## EXERCISE GOAL
Extract all records. Keep each one exact.

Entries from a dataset
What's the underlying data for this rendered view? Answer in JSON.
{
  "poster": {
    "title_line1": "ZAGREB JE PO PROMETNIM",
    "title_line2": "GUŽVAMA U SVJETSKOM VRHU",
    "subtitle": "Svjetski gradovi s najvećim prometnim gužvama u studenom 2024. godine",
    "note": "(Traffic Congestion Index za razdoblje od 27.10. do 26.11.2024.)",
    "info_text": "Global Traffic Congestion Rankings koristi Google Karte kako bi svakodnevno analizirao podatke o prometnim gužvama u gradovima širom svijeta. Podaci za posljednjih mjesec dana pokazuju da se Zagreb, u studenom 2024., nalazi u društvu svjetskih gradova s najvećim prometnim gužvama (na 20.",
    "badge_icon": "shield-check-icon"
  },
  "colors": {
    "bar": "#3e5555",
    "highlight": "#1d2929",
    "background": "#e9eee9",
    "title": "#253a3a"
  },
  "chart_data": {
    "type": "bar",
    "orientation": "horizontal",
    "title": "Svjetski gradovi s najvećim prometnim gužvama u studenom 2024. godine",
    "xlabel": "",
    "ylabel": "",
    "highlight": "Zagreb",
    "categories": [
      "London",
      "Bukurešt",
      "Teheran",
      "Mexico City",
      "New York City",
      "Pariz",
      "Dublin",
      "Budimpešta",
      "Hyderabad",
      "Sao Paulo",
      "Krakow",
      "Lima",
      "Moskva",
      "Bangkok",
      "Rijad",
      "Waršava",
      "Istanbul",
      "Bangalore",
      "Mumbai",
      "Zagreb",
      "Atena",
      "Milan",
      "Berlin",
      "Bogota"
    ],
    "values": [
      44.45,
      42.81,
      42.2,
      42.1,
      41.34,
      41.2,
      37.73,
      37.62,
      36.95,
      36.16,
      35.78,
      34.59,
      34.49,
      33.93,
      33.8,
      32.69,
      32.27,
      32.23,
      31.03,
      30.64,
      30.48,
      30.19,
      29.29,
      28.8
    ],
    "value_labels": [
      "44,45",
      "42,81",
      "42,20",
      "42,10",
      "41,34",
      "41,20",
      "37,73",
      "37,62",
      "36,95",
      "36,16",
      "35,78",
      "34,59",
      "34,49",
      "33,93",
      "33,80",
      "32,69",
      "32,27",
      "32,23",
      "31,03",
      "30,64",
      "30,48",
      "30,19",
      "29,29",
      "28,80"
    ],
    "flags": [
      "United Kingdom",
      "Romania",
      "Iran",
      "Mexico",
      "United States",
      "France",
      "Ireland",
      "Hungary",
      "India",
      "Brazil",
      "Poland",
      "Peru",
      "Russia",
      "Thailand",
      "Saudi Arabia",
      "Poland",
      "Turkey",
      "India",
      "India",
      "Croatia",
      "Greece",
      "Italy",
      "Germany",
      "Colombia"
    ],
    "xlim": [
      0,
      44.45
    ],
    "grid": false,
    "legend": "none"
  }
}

## TASK ANSWER
What's the underlying data for this rendered view? Answer in JSON.
{
  "poster": {
    "title_line1": "ZAGREB JE PO PROMETNIM",
    "title_line2": "GUŽVAMA U SVJETSKOM VRHU",
    "subtitle": "Svjetski gradovi s najvećim prometnim gužvama u studenom 2024. godine",
    "note": "(Traffic Congestion Index za razdoblje od 27.10. do 26.11.2024.)",
    "info_text": "Global Traffic Congestion Rankings koristi Google Karte kako bi svakodnevno analizirao podatke o prometnim gužvama u gradovima širom svijeta. Podaci za posljednjih mjesec dana pokazuju da se Zagreb, u studenom 2024., nalazi u društvu svjetskih gradova s najvećim prometnim gužvama (na 20.",
    "badge_icon": "shield-check-icon"
  },
  "colors": {
    "bar": "#3e5555",
    "highlight": "#1d2929",
    "background": "#e9eee9",
    "title": "#253a3a"
  },
  "chart_data": {
    "type": "bar",
    "orientation": "horizontal",
    "title": "Svjetski gradovi s najvećim prometnim gužvama u studenom 2024. godine",
    "xlabel": "",
    "ylabel": "",
    "highlight": "Zagreb",
    "categories": [
      "London",
      "Bukurešt",
      "Teheran",
      "Mexico City",
      "New York City",
      "Pariz",
      "Dublin",
      "Budimpešta",
      "Hyderabad",
      "Sao Paulo",
      "Krakow",
      "Lima",
      "Moskva",
      "Bangkok",
      "Rijad",
      "Waršava",
      "Istanbul",
      "Bangalore",
      "Mumbai",
      "Zagreb",
      "Atena",
      "Milan",
      "Berlin",
      "Bogota"
    ],
    "values": [
      44.45,
      42.81,
      42.2,
      42.1,
      41.34,
      41.2,
      37.73,
      37.62,
      36.95,
      36.16,
      35.78,
      34.59,
      34.49,
      33.93,
      33.8,
      32.69,
      32.27,
      32.23,
      31.03,
      30.64,
      30.48,
      30.19,
      29.29,
      28.8
    ],
    "value_labels": [
      "44,45",
      "42,81",
      "42,20",
      "42,10",
      "41,34",
      "41,20",
      "37,73",
      "37,62",
      "36,95",
      "36,16",
      "35,78",
      "34,59",
      "34,49",
      "33,93",
      "33,80",
      "32,69",
      "32,27",
      "32,23",
      "31,03",
      "30,64",
      "30,48",
      "30,19",
      "29,29",
      "28,80"
    ],
    "flags": [
      "United Kingdom",
      "Romania",
      "Iran",
      "Mexico",
      "United States",
      "France",
      "Ireland",
      "Hungary",
      "India",
      "Brazil",
      "Poland",
      "Peru",
      "Russia",
      "Thailand",
      "Saudi Arabia",
      "Poland",
      "Turkey",
      "India",
      "India",
      "Croatia",
      "Greece",
      "Italy",
      "Germany",
      "Colombia"
    ],
    "xlim": [
      0,
      44.45
    ],
    "grid": false,
    "legend": "none"
  }
}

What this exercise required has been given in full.